→ Provided entries:
━━━━━━━━━━━━━━━━━━━━━━━━━━━━━━

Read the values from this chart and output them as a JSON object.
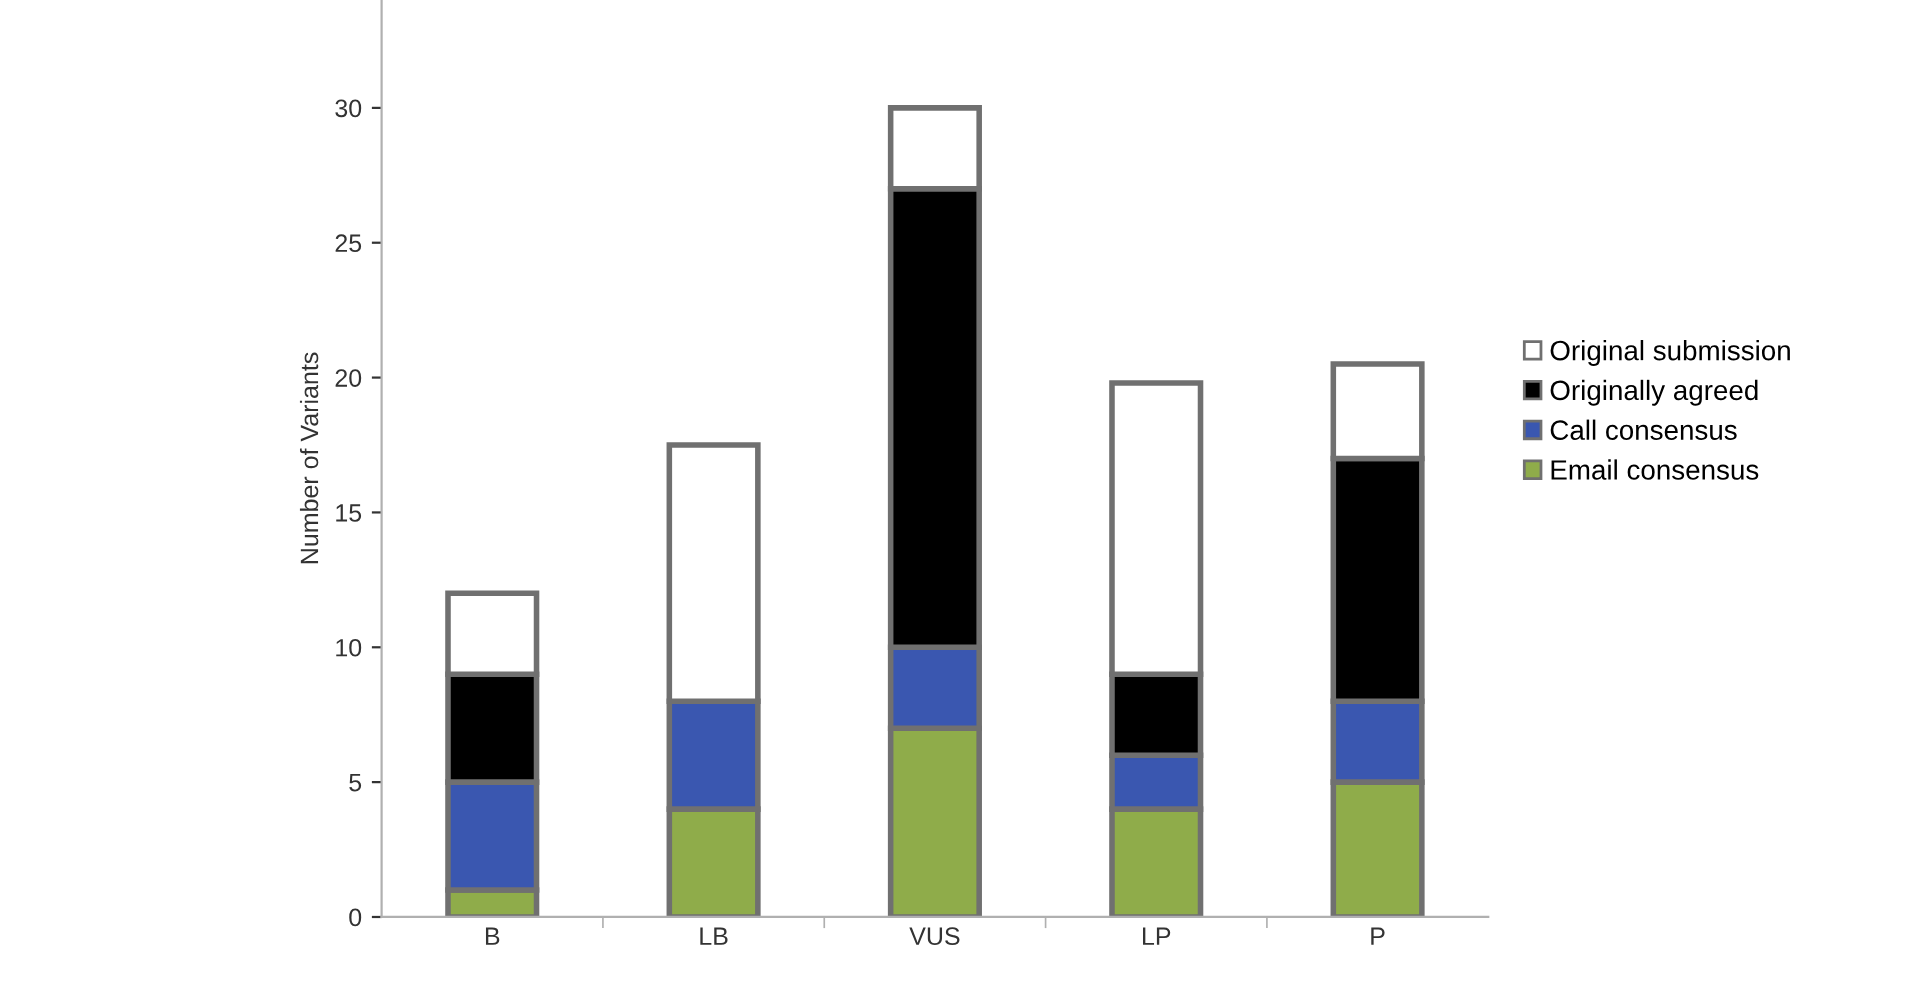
{
  "chart_data": {
    "type": "bar",
    "stacked": true,
    "ylabel": "Number of Variants",
    "categories": [
      "B",
      "LB",
      "VUS",
      "LP",
      "P"
    ],
    "series": [
      {
        "name": "Email consensus",
        "color": "#8fac4a",
        "values": [
          1,
          4,
          7,
          4,
          5
        ]
      },
      {
        "name": "Call consensus",
        "color": "#3a57b0",
        "values": [
          4,
          4,
          3,
          2,
          3
        ]
      },
      {
        "name": "Originally agreed",
        "color": "#000000",
        "values": [
          4,
          0,
          17,
          3,
          9
        ]
      },
      {
        "name": "Original submission",
        "color": "#ffffff",
        "values": [
          3,
          9.5,
          3,
          10.8,
          3.5
        ]
      }
    ],
    "ylim": [
      0,
      34
    ],
    "yticks": [
      0,
      5,
      10,
      15,
      20,
      25,
      30
    ],
    "grid": false,
    "legend": "right"
  }
}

━━━━━━━━━━━━━━━━━━━━━━━━━━━━━━

→ Task goal: Set down the material above as is, without any pictures.

→ Written reply:
Read the values from this chart and output them as a JSON object.
{
  "chart_data": {
    "type": "bar",
    "stacked": true,
    "ylabel": "Number of Variants",
    "categories": [
      "B",
      "LB",
      "VUS",
      "LP",
      "P"
    ],
    "series": [
      {
        "name": "Email consensus",
        "color": "#8fac4a",
        "values": [
          1,
          4,
          7,
          4,
          5
        ]
      },
      {
        "name": "Call consensus",
        "color": "#3a57b0",
        "values": [
          4,
          4,
          3,
          2,
          3
        ]
      },
      {
        "name": "Originally agreed",
        "color": "#000000",
        "values": [
          4,
          0,
          17,
          3,
          9
        ]
      },
      {
        "name": "Original submission",
        "color": "#ffffff",
        "values": [
          3,
          9.5,
          3,
          10.8,
          3.5
        ]
      }
    ],
    "ylim": [
      0,
      34
    ],
    "yticks": [
      0,
      5,
      10,
      15,
      20,
      25,
      30
    ],
    "grid": false,
    "legend": "right"
  }
}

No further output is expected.